YOUR GOAL -> What is the count of lines in the listing below that hold the string "今日是个好日子"? Reply with that number alone.
++++++++++
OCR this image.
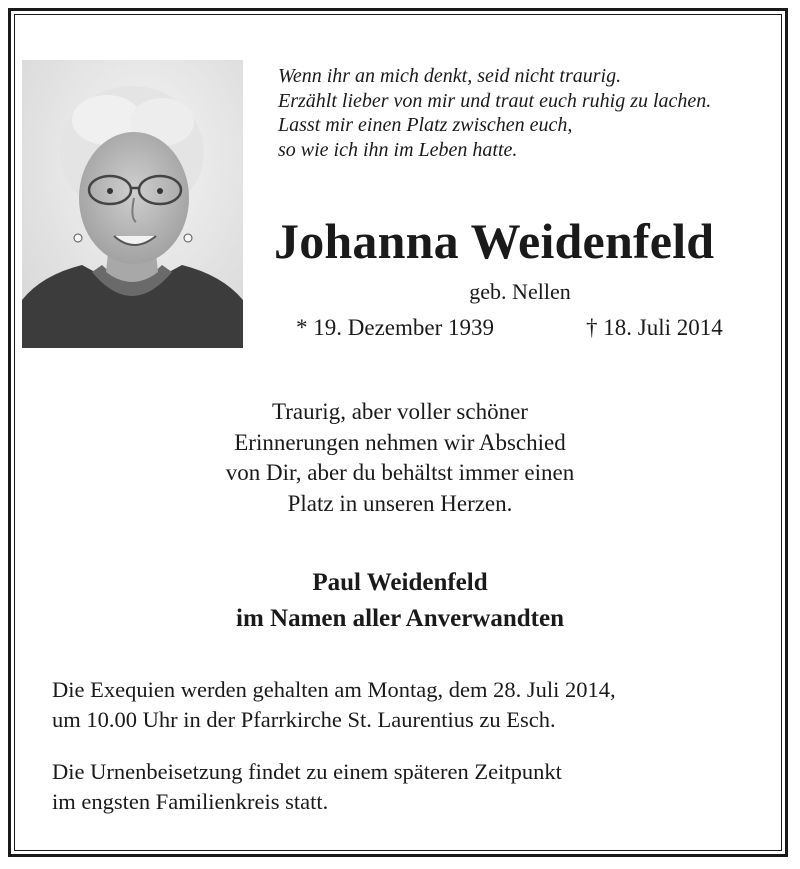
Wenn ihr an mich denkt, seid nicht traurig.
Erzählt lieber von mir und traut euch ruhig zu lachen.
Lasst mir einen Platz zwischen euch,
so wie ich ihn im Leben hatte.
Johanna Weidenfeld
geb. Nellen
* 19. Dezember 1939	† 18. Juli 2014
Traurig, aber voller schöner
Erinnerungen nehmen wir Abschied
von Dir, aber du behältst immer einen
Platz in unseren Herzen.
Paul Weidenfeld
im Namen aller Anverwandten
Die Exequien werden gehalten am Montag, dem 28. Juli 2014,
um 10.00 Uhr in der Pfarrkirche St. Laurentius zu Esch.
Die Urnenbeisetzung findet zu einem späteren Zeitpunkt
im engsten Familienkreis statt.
++++++++++
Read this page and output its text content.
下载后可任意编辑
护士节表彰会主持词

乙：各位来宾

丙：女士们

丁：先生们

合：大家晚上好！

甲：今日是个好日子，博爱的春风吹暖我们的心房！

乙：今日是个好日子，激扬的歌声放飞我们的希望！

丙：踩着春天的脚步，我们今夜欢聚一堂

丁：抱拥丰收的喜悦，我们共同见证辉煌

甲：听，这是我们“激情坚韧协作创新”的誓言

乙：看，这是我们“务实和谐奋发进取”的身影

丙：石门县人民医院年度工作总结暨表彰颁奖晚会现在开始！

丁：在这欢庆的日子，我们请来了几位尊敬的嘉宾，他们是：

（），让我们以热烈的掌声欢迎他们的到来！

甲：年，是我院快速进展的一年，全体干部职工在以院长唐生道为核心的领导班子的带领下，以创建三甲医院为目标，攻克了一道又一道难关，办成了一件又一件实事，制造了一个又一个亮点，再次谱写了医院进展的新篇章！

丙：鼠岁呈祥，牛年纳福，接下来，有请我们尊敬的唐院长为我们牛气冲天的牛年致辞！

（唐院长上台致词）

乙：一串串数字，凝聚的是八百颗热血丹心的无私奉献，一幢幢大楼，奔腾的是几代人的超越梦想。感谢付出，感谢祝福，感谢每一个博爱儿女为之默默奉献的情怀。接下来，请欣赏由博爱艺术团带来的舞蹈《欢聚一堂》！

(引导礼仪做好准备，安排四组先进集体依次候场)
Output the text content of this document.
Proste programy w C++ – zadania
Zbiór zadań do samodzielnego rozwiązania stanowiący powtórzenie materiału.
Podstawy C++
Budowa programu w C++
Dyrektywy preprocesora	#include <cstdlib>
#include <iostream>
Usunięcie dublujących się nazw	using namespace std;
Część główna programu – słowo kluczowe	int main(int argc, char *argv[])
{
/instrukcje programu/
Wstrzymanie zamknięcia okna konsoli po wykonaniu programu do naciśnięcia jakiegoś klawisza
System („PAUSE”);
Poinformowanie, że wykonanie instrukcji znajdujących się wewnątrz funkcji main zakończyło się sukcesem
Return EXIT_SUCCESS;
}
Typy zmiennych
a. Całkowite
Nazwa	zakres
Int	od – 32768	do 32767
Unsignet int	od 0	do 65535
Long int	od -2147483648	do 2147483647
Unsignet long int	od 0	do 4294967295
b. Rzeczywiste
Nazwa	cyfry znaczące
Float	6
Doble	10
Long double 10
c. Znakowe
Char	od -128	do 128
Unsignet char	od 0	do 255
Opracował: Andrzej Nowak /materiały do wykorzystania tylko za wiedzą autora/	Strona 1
++++++++++
EXERCISE RESPONSE -> 2